Structured figure records:
+++

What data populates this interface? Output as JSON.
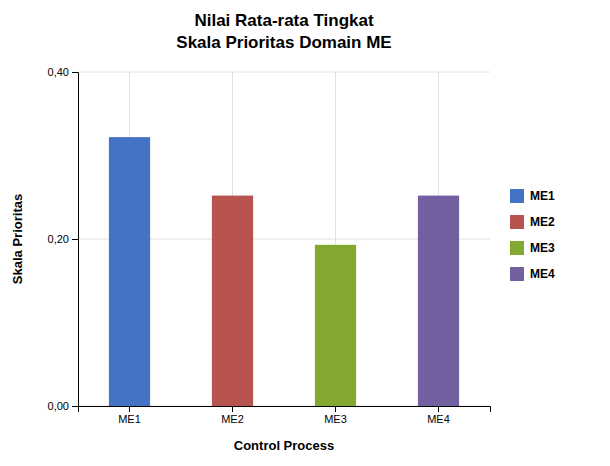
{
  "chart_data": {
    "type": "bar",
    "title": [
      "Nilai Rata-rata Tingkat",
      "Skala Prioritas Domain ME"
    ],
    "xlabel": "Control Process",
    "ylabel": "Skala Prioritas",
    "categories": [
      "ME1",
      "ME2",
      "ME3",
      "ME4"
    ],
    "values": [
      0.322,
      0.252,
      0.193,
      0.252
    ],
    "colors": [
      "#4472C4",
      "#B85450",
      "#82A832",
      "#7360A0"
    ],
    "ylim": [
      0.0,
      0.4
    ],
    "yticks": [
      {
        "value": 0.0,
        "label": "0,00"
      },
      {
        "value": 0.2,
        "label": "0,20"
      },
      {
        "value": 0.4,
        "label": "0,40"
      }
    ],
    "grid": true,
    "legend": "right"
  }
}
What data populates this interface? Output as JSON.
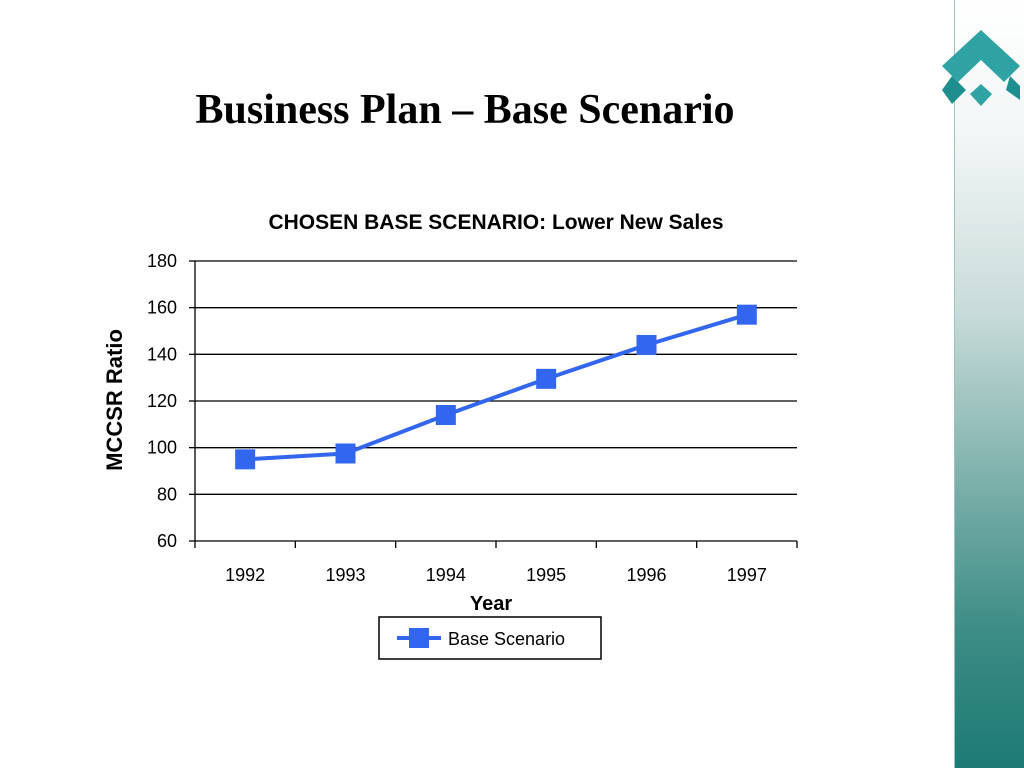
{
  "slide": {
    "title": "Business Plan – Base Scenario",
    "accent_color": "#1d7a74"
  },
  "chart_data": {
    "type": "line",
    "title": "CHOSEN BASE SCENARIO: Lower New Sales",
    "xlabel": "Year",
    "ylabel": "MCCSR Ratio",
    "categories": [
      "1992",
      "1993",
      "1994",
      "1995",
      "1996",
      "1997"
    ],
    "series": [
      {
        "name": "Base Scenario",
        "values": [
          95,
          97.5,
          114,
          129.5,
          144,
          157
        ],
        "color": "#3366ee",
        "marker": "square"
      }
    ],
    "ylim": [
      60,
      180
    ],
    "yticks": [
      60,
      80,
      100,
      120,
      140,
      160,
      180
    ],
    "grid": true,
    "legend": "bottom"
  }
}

+++

> [Short task]:
Repeat the material above in full and unchanged, minus its images.

> [Task solution]:
What data populates this interface? Output as JSON.
{
  "chart_data": {
    "type": "bar",
    "title": [
      "Nilai Rata-rata Tingkat",
      "Skala Prioritas Domain ME"
    ],
    "xlabel": "Control Process",
    "ylabel": "Skala Prioritas",
    "categories": [
      "ME1",
      "ME2",
      "ME3",
      "ME4"
    ],
    "values": [
      0.322,
      0.252,
      0.193,
      0.252
    ],
    "colors": [
      "#4472C4",
      "#B85450",
      "#82A832",
      "#7360A0"
    ],
    "ylim": [
      0.0,
      0.4
    ],
    "yticks": [
      {
        "value": 0.0,
        "label": "0,00"
      },
      {
        "value": 0.2,
        "label": "0,20"
      },
      {
        "value": 0.4,
        "label": "0,40"
      }
    ],
    "grid": true,
    "legend": "right"
  }
}
What data populates this interface? Output as JSON.
{
  "slide": {
    "title": "Business Plan – Base Scenario",
    "accent_color": "#1d7a74"
  },
  "chart_data": {
    "type": "line",
    "title": "CHOSEN BASE SCENARIO: Lower New Sales",
    "xlabel": "Year",
    "ylabel": "MCCSR Ratio",
    "categories": [
      "1992",
      "1993",
      "1994",
      "1995",
      "1996",
      "1997"
    ],
    "series": [
      {
        "name": "Base Scenario",
        "values": [
          95,
          97.5,
          114,
          129.5,
          144,
          157
        ],
        "color": "#3366ee",
        "marker": "square"
      }
    ],
    "ylim": [
      60,
      180
    ],
    "yticks": [
      60,
      80,
      100,
      120,
      140,
      160,
      180
    ],
    "grid": true,
    "legend": "bottom"
  }
}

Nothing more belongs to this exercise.